----- EXERCISE MATERIAL

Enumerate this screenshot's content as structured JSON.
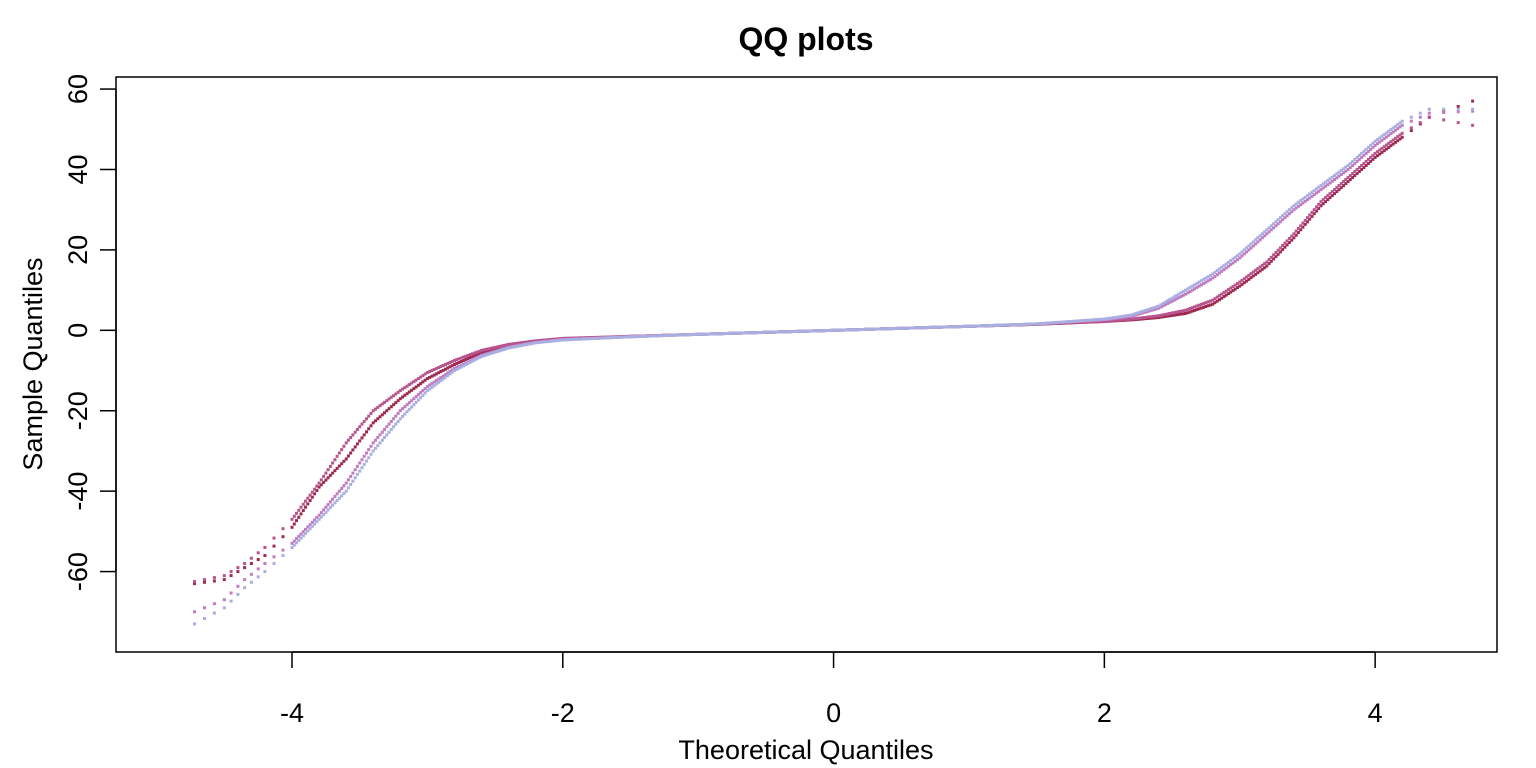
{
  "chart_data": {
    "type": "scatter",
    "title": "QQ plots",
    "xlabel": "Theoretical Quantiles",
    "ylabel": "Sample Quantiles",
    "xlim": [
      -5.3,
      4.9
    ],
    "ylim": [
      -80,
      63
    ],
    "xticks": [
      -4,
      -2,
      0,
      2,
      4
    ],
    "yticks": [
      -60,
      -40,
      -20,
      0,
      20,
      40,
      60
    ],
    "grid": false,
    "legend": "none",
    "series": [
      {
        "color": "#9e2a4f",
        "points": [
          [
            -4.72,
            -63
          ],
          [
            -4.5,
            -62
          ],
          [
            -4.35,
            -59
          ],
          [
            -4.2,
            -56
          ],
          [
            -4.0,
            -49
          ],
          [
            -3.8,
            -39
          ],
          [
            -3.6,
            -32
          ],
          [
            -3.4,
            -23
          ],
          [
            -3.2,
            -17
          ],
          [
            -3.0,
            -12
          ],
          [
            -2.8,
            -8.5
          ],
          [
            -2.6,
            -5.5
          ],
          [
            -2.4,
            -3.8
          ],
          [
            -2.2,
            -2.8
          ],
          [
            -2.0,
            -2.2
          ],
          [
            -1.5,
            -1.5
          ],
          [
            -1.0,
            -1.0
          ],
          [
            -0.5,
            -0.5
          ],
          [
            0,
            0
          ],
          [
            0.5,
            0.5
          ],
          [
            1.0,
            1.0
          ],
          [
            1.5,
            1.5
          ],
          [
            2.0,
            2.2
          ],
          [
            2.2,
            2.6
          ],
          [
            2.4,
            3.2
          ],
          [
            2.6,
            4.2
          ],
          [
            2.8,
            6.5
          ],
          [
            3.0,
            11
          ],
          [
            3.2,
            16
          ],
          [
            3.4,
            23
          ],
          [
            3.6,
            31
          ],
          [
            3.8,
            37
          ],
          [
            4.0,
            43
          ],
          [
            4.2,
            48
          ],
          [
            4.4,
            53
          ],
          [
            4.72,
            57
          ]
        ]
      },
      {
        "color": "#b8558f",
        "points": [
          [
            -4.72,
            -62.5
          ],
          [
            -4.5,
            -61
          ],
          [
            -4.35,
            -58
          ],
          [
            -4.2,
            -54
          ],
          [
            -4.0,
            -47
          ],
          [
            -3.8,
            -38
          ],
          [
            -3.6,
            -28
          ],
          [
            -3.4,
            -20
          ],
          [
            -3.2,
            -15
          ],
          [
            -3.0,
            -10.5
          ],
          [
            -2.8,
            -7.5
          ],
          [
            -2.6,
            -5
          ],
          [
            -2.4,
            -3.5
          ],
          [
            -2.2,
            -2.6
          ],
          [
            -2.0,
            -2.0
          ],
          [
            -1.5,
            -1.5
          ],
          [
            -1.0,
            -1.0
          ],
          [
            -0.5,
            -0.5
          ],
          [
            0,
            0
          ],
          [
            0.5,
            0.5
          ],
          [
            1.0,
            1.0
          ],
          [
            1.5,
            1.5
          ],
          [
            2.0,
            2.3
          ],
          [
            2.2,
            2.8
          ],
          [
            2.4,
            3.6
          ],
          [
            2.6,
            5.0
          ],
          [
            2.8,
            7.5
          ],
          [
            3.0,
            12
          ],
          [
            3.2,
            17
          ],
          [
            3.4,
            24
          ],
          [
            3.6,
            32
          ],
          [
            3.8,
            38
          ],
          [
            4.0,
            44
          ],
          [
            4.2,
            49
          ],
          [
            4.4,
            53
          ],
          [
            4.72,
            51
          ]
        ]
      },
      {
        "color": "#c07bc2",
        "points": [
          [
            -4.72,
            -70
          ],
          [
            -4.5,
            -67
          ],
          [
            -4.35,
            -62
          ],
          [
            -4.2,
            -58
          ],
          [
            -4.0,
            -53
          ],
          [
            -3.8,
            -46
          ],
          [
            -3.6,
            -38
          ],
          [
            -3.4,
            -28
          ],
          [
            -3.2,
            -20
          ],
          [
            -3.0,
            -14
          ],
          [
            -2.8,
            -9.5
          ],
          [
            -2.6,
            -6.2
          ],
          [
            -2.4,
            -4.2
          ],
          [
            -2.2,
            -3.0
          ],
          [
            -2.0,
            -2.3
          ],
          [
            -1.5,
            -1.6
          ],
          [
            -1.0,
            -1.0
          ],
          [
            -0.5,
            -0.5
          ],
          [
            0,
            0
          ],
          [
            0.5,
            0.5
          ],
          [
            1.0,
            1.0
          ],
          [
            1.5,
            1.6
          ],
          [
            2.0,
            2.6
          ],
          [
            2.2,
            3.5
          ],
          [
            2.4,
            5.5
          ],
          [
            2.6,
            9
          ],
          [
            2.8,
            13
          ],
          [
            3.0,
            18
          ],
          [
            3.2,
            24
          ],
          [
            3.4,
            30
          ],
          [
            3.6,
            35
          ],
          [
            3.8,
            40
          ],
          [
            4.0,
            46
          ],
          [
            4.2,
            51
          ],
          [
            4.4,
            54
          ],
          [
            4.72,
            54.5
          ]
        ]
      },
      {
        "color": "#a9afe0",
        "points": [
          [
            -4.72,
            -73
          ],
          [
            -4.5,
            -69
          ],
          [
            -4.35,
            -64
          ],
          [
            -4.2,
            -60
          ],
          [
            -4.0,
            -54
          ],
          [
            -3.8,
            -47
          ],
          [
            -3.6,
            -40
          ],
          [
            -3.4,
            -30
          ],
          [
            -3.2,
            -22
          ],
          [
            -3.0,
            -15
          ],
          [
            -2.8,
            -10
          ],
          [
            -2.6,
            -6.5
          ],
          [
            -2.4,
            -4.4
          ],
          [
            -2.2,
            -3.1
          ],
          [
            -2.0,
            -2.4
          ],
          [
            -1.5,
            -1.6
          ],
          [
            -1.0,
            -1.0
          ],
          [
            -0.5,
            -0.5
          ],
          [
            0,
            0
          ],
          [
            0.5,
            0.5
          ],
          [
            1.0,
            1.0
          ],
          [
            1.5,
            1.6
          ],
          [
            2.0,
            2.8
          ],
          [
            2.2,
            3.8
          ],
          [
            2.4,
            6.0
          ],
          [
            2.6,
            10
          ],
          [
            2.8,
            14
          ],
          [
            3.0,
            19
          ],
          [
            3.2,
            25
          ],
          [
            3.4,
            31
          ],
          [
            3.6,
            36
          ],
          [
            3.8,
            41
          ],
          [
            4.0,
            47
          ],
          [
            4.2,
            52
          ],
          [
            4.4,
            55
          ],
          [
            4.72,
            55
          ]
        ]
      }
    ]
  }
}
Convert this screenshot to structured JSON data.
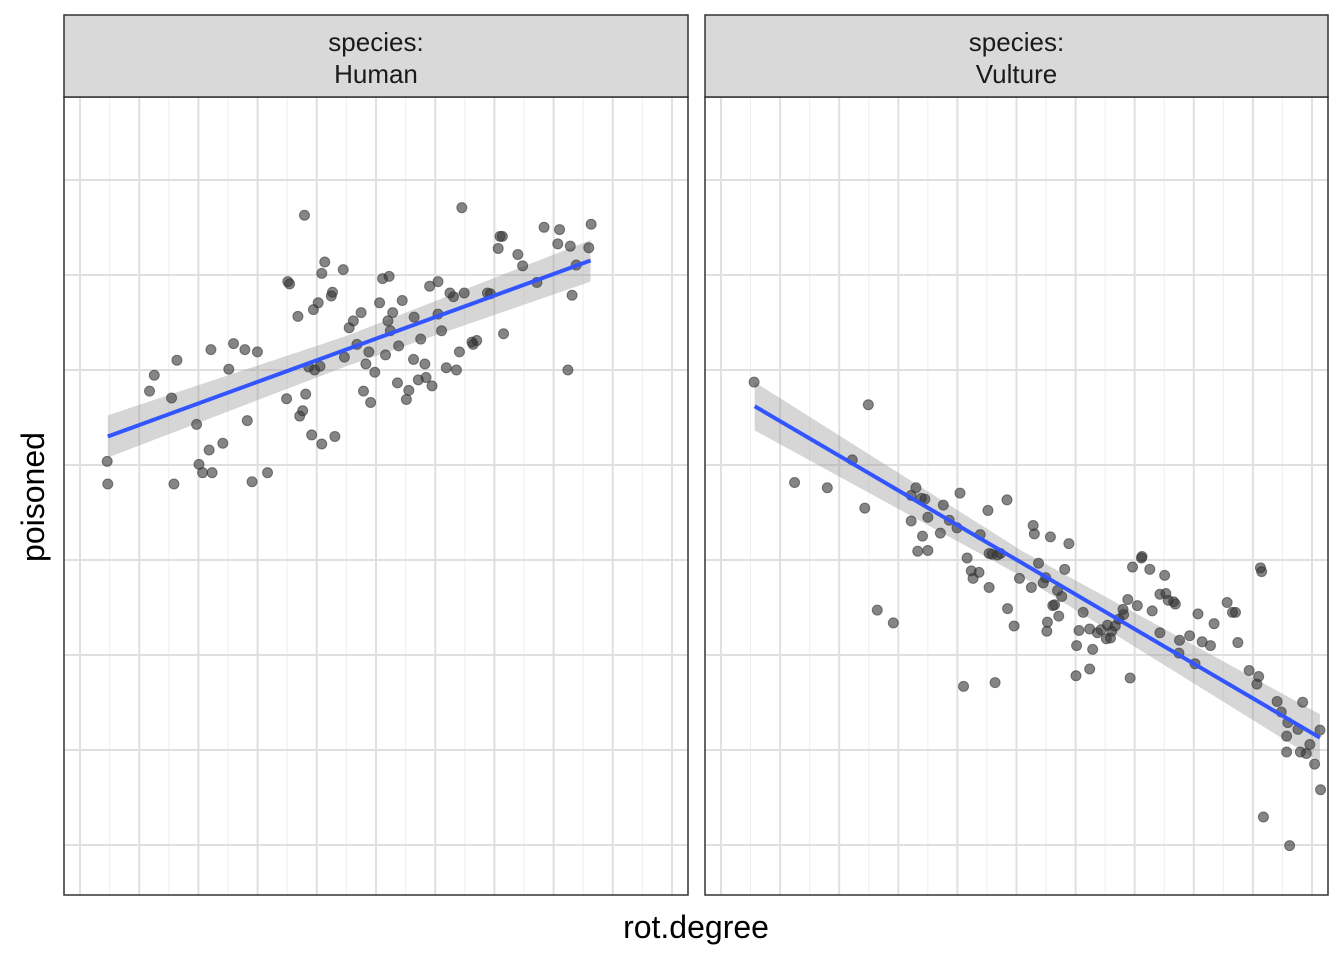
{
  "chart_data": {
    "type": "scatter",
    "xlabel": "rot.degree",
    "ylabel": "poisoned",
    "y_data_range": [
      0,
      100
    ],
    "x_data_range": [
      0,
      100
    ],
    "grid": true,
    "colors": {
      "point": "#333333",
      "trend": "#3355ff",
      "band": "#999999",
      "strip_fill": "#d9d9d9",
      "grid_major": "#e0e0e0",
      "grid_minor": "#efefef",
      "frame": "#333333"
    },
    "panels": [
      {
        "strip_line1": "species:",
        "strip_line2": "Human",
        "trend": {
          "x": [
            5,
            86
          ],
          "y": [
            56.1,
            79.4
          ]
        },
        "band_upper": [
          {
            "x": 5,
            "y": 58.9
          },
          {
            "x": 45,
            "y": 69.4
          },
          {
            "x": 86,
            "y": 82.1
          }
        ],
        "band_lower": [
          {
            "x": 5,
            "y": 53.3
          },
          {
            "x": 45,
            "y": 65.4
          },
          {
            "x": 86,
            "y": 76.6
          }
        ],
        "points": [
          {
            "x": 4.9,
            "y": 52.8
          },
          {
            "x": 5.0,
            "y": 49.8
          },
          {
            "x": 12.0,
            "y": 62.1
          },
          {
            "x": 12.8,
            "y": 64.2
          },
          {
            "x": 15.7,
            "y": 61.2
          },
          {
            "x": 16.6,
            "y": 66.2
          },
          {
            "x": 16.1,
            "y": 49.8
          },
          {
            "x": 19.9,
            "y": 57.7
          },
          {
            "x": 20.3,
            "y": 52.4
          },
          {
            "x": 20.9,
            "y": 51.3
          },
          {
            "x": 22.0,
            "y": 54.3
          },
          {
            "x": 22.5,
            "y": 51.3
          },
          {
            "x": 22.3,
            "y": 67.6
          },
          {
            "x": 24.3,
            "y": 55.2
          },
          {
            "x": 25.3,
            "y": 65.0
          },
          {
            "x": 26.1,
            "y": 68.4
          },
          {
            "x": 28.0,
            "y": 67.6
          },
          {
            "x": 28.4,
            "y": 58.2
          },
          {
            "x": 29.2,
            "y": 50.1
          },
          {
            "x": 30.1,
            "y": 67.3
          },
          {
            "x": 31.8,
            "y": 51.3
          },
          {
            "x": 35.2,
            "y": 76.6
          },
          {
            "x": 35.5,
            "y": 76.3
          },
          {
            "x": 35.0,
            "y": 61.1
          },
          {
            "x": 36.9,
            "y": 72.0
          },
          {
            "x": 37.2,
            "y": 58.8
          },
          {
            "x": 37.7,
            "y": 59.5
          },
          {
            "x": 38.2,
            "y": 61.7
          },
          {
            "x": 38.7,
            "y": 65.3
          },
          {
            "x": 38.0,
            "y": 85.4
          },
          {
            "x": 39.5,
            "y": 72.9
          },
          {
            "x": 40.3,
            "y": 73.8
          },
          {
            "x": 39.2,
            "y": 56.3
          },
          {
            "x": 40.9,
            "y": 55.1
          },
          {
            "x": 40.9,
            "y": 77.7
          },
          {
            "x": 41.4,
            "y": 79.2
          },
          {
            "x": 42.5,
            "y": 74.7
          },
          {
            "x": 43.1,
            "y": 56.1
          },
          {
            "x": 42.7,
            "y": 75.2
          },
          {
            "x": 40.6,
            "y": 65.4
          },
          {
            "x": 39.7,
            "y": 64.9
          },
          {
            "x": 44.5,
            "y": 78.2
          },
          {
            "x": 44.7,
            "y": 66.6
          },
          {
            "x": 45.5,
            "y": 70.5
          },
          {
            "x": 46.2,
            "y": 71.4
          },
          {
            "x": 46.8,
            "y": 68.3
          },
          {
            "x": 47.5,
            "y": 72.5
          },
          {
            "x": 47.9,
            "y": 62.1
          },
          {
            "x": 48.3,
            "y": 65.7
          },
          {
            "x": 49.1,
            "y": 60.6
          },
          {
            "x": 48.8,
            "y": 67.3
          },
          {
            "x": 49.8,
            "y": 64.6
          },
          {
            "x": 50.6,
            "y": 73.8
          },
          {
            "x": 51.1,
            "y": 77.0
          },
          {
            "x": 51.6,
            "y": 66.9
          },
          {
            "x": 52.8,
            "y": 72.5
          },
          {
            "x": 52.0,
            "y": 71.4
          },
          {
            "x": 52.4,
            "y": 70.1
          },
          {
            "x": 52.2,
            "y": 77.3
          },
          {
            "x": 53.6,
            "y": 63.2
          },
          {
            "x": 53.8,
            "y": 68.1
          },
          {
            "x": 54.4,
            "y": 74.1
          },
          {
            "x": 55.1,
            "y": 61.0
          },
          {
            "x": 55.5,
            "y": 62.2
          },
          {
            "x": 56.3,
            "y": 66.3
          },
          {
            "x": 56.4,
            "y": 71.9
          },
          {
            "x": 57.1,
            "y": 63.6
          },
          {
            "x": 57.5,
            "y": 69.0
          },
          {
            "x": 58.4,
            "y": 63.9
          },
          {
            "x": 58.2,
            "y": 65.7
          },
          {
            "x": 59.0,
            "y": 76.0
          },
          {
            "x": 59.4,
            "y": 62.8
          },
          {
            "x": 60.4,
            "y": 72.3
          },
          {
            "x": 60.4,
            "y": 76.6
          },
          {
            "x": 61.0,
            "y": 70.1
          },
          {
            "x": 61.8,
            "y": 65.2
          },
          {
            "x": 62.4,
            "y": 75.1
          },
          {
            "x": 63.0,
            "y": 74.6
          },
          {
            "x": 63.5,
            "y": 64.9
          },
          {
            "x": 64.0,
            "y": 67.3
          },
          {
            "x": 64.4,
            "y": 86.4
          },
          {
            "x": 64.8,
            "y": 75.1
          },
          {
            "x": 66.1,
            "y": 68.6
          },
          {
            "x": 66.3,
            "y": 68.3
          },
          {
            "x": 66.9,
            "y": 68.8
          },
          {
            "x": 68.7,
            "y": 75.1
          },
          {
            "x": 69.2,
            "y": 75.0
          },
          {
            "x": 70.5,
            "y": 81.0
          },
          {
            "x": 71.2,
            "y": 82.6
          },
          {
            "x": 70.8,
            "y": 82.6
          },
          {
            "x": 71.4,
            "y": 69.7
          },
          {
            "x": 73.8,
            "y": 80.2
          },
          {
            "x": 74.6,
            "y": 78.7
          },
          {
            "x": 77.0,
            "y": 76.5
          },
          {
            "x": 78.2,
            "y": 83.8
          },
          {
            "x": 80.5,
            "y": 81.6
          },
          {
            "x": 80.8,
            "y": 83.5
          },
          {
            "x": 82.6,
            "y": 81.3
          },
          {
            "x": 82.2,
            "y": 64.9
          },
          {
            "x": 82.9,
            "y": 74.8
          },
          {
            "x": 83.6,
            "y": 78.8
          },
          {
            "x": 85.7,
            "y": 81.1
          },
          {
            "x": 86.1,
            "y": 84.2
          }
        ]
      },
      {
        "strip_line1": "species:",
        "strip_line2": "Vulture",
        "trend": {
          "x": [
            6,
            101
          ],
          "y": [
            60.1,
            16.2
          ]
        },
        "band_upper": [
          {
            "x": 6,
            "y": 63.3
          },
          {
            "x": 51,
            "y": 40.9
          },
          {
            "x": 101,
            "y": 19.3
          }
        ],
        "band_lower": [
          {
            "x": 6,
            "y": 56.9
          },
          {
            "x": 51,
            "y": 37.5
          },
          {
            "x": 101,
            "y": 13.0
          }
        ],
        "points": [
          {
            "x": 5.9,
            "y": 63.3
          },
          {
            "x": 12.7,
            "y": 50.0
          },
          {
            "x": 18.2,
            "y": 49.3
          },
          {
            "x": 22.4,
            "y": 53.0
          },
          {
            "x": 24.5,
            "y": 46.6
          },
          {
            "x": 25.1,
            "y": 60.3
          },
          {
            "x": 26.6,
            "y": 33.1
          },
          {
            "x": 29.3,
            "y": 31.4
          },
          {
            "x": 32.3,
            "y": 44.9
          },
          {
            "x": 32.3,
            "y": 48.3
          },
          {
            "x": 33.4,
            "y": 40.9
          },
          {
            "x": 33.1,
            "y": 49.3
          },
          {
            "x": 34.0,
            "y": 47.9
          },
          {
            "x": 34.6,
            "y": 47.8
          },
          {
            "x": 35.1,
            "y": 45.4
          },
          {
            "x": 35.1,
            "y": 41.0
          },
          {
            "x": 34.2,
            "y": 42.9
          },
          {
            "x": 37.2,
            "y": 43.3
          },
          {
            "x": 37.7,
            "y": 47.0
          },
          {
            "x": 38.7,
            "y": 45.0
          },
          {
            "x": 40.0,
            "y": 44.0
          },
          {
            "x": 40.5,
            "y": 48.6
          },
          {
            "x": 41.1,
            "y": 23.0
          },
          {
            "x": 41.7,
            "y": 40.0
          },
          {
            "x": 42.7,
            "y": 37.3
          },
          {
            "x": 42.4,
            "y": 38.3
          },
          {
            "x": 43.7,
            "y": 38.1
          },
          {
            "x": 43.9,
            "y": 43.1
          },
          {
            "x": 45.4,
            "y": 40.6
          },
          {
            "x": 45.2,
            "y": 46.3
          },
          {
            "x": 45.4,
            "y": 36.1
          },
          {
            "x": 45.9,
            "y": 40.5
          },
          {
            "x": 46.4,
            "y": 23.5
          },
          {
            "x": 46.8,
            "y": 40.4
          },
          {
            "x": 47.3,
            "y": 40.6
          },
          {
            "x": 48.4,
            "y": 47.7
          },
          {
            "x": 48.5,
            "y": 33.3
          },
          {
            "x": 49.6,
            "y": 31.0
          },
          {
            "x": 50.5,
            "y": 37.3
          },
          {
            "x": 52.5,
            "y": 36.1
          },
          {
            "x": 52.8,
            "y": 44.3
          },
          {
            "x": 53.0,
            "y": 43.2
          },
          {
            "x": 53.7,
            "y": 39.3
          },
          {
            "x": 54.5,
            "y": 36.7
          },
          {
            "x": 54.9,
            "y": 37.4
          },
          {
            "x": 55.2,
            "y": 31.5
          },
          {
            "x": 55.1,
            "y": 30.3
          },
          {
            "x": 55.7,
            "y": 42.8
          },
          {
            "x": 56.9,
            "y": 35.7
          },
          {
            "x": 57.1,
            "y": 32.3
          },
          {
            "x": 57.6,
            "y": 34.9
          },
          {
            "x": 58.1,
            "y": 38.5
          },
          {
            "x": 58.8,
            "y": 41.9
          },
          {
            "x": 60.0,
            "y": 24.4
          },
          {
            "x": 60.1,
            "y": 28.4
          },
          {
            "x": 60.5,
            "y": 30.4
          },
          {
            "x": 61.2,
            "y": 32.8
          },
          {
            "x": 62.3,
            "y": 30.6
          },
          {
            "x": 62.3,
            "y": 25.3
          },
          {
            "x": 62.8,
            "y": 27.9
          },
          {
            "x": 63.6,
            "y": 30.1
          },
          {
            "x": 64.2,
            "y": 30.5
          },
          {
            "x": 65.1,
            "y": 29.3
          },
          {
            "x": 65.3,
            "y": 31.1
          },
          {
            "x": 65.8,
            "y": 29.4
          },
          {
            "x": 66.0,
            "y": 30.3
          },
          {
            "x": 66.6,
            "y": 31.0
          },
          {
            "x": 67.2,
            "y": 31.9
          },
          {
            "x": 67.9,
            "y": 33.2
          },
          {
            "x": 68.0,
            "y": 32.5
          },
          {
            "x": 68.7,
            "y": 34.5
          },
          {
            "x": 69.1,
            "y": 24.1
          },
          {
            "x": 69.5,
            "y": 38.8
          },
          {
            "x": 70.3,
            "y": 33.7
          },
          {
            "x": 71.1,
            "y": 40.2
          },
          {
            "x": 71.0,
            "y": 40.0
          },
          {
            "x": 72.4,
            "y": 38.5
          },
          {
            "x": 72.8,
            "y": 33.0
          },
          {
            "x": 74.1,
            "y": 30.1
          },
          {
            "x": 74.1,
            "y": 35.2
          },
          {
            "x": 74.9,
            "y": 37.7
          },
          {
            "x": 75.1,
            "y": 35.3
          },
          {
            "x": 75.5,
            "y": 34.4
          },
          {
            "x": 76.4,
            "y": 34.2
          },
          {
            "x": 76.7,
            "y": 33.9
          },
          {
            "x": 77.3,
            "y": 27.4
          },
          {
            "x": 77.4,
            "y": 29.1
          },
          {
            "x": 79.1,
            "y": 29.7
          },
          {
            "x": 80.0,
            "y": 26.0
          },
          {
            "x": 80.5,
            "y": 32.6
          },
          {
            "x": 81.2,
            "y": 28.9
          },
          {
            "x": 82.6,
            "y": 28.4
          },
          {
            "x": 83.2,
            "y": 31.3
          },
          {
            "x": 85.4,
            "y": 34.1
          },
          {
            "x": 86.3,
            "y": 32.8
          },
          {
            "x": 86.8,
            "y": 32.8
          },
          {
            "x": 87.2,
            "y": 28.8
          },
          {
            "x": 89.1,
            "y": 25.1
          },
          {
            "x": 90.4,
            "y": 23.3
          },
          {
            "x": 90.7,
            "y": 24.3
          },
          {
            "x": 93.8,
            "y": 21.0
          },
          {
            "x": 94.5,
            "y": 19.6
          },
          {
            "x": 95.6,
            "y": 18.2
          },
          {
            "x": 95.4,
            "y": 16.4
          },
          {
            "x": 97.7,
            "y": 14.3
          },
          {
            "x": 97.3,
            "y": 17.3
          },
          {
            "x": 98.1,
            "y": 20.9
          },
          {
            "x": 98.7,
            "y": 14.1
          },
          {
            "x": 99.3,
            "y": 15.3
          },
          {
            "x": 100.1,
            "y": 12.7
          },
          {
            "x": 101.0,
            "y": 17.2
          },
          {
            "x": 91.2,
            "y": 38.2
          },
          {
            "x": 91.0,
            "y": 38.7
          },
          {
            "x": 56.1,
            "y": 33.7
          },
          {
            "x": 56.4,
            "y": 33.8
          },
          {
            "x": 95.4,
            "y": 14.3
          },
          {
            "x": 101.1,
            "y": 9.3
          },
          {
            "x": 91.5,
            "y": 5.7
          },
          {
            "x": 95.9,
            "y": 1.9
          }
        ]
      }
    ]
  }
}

----------

DIRECTIVE: Pick out all lines from the data above in which the word "structured" appears.

RESULT FOR THIS EXERCISE:
Enumerate this screenshot's content as structured JSON.
Convert this screenshot to structured JSON data.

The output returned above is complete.